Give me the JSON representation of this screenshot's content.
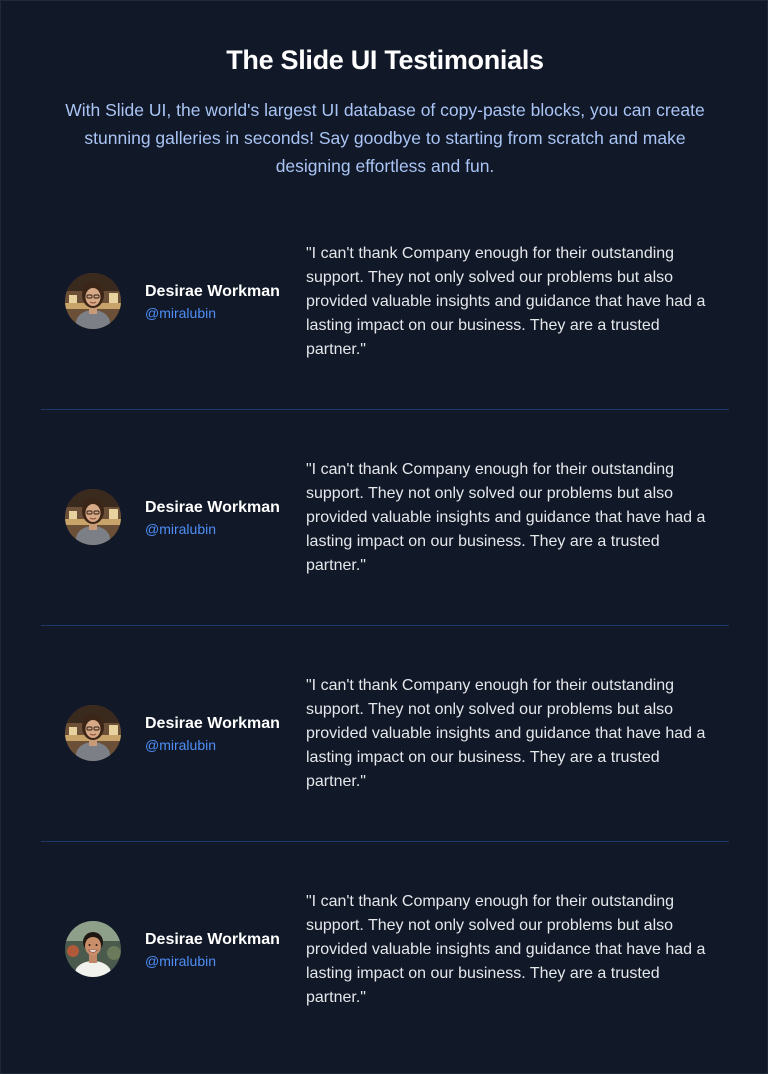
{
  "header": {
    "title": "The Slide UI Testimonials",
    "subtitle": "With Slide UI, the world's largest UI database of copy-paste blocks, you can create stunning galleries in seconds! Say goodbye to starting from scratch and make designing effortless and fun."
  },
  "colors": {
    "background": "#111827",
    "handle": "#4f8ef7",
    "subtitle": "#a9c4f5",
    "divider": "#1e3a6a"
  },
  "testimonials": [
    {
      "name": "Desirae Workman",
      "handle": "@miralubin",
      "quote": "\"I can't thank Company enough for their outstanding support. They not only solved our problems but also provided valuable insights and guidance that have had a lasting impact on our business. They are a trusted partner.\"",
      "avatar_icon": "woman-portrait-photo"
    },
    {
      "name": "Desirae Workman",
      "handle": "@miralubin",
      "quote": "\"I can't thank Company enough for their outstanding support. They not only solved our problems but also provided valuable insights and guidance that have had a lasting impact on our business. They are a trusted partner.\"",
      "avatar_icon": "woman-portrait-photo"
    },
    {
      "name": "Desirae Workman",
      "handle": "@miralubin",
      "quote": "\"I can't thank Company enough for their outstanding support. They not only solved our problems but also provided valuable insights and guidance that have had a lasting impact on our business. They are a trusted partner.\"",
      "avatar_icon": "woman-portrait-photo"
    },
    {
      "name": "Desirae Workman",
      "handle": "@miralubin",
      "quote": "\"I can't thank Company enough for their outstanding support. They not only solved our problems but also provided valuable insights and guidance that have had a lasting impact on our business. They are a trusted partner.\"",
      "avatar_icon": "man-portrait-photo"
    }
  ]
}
...
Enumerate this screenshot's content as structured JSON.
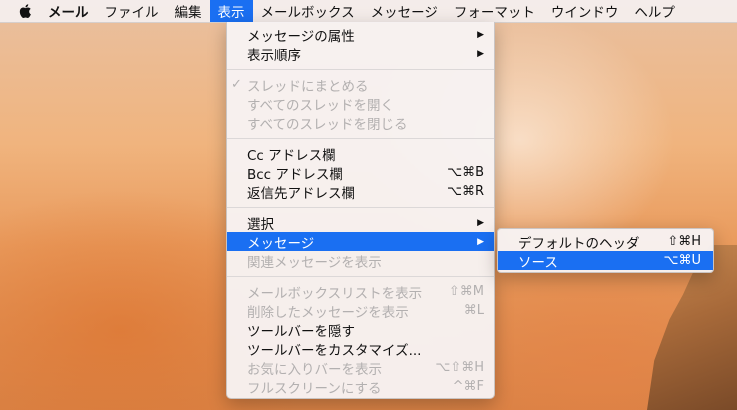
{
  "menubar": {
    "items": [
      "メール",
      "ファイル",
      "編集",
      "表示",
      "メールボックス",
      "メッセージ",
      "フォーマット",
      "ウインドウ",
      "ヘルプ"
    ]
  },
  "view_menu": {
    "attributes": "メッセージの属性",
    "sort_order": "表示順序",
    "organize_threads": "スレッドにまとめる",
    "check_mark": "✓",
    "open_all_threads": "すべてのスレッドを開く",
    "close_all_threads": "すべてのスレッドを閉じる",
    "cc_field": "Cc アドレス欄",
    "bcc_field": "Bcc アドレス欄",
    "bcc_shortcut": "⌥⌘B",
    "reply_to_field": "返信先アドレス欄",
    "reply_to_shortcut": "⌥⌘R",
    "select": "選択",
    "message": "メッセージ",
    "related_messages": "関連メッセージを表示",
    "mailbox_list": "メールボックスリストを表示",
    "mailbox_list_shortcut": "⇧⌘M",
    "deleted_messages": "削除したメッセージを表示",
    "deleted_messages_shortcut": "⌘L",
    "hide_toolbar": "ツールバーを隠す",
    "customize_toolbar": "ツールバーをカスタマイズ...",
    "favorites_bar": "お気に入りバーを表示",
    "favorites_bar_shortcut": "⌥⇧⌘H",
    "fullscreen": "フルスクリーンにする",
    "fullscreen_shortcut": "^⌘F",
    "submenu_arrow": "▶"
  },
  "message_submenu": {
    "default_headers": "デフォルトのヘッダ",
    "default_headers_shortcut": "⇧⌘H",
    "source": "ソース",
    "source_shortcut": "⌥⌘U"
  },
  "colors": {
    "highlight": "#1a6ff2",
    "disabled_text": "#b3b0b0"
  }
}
---
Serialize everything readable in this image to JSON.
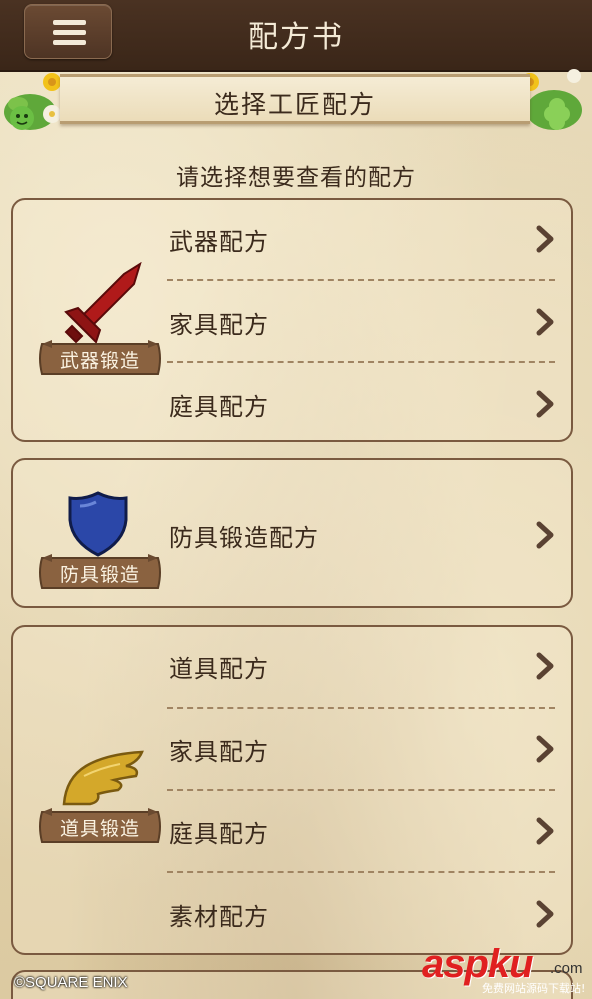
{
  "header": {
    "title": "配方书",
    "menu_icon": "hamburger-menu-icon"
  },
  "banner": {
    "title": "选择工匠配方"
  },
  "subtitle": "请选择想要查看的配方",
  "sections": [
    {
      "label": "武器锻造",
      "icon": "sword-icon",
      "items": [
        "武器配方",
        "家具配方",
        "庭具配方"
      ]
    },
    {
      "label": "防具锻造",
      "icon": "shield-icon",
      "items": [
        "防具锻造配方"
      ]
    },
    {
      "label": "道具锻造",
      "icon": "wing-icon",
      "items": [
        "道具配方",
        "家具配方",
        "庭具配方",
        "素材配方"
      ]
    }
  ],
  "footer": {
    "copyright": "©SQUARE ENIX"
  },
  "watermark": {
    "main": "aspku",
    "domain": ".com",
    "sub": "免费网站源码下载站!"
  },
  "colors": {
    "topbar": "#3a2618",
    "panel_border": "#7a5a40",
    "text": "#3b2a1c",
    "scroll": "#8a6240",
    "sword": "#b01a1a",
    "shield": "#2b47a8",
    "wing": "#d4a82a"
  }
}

> _Exercise_:
Extract all lines containing the word "Slide".

> _Result_:
    "title": "The Slide UI Testimonials",
    "subtitle": "With Slide UI, the world's largest UI database of copy-paste blocks, you can create stunning galleries in seconds! Say goodbye to starting from scratch and make designing effortless and fun."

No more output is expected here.